(Data entries)
[start]

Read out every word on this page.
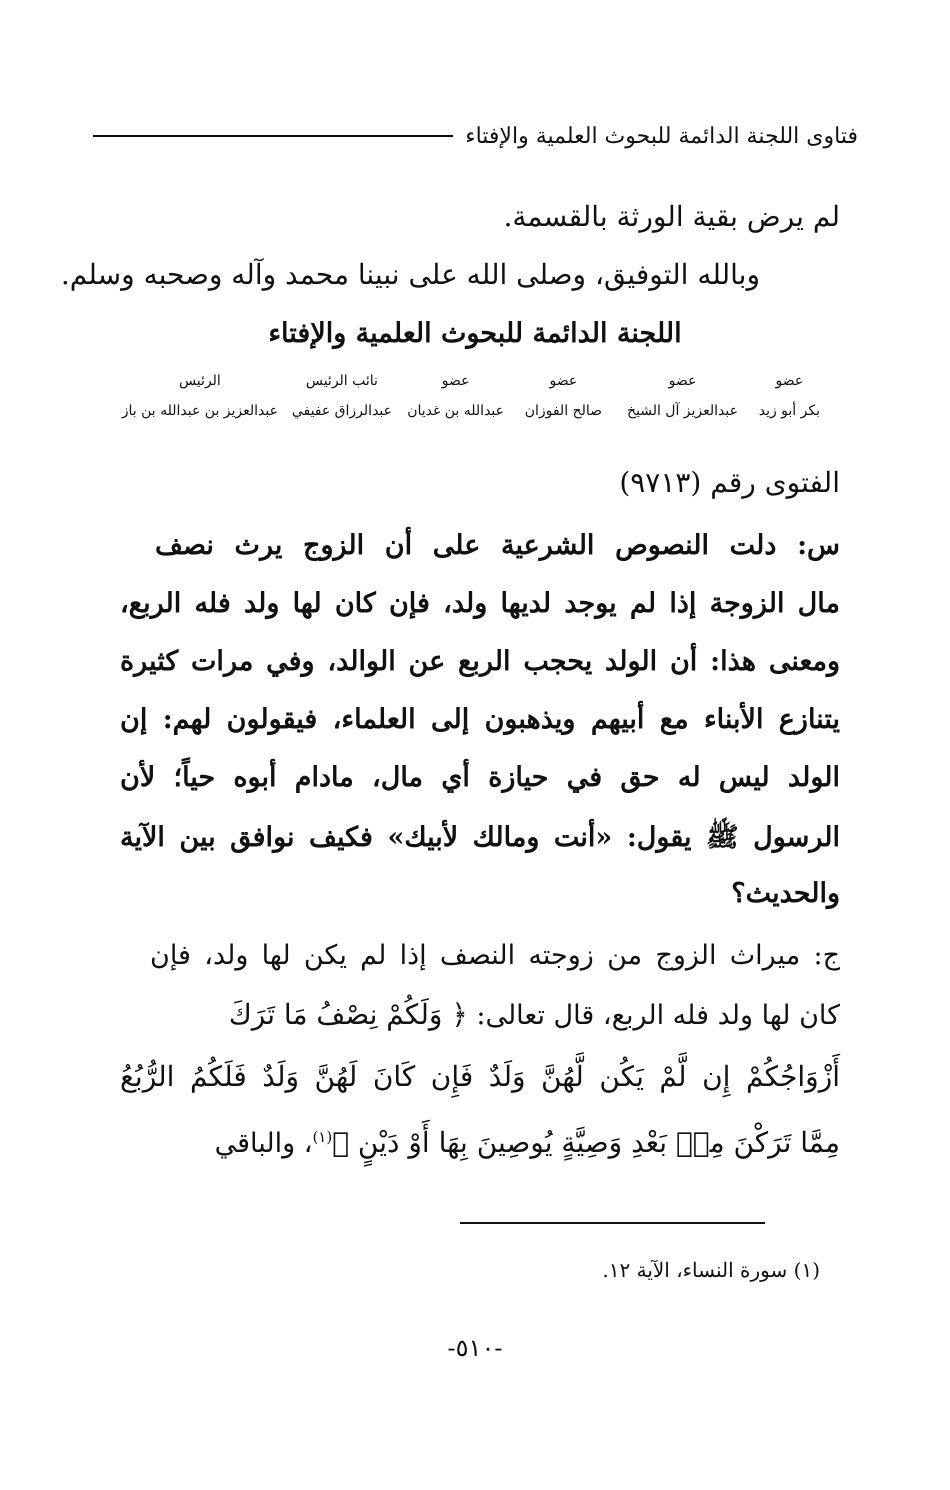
فتاوى اللجنة الدائمة للبحوث العلمية والإفتاء
لم يرض بقية الورثة بالقسمة.
وبالله التوفيق، وصلى الله على نبينا محمد وآله وصحبه وسلم.
اللجنة الدائمة للبحوث العلمية والإفتاء
عضو
بكر أبو زيد
عضو
عبدالعزيز آل الشيخ
عضو
صالح الفوزان
عضو
عبدالله بن غديان
نائب الرئيس
عبدالرزاق عفيفي
الرئيس
عبدالعزيز بن عبدالله بن باز
الفتوى رقم (٩٧١٣)
س: دلت النصوص الشرعية على أن الزوج يرث نصف
مال الزوجة إذا لم يوجد لديها ولد، فإن كان لها ولد فله الربع،
ومعنى هذا: أن الولد يحجب الربع عن الوالد، وفي مرات كثيرة
يتنازع الأبناء مع أبيهم ويذهبون إلى العلماء، فيقولون لهم: إن
الولد ليس له حق في حيازة أي مال، مادام أبوه حياً؛ لأن
الرسول ﷺ يقول: «أنت ومالك لأبيك» فكيف نوافق بين الآية
والحديث؟
ج: ميراث الزوج من زوجته النصف إذا لم يكن لها ولد، فإن
كان لها ولد فله الربع، قال تعالى: ﴿ وَلَكُمْ نِصْفُ مَا تَرَكَ
أَزْوَاجُكُمْ إِن لَّمْ يَكُن لَّهُنَّ وَلَدٌ فَإِن كَانَ لَهُنَّ وَلَدٌ فَلَكُمُ الرُّبُعُ
مِمَّا تَرَكْنَ مِنۢ بَعْدِ وَصِيَّةٍ يُوصِينَ بِهَا أَوْ دَيْنٍ ﴾$^{(١)}$، والباقي
(١) سورة النساء، الآية ١٢.
-٥١٠-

[end]

### CHALLENGE
Count how many lines include the string "العلمية". Nothing but the number is needed.

### ANSWER FOR THE TASK
2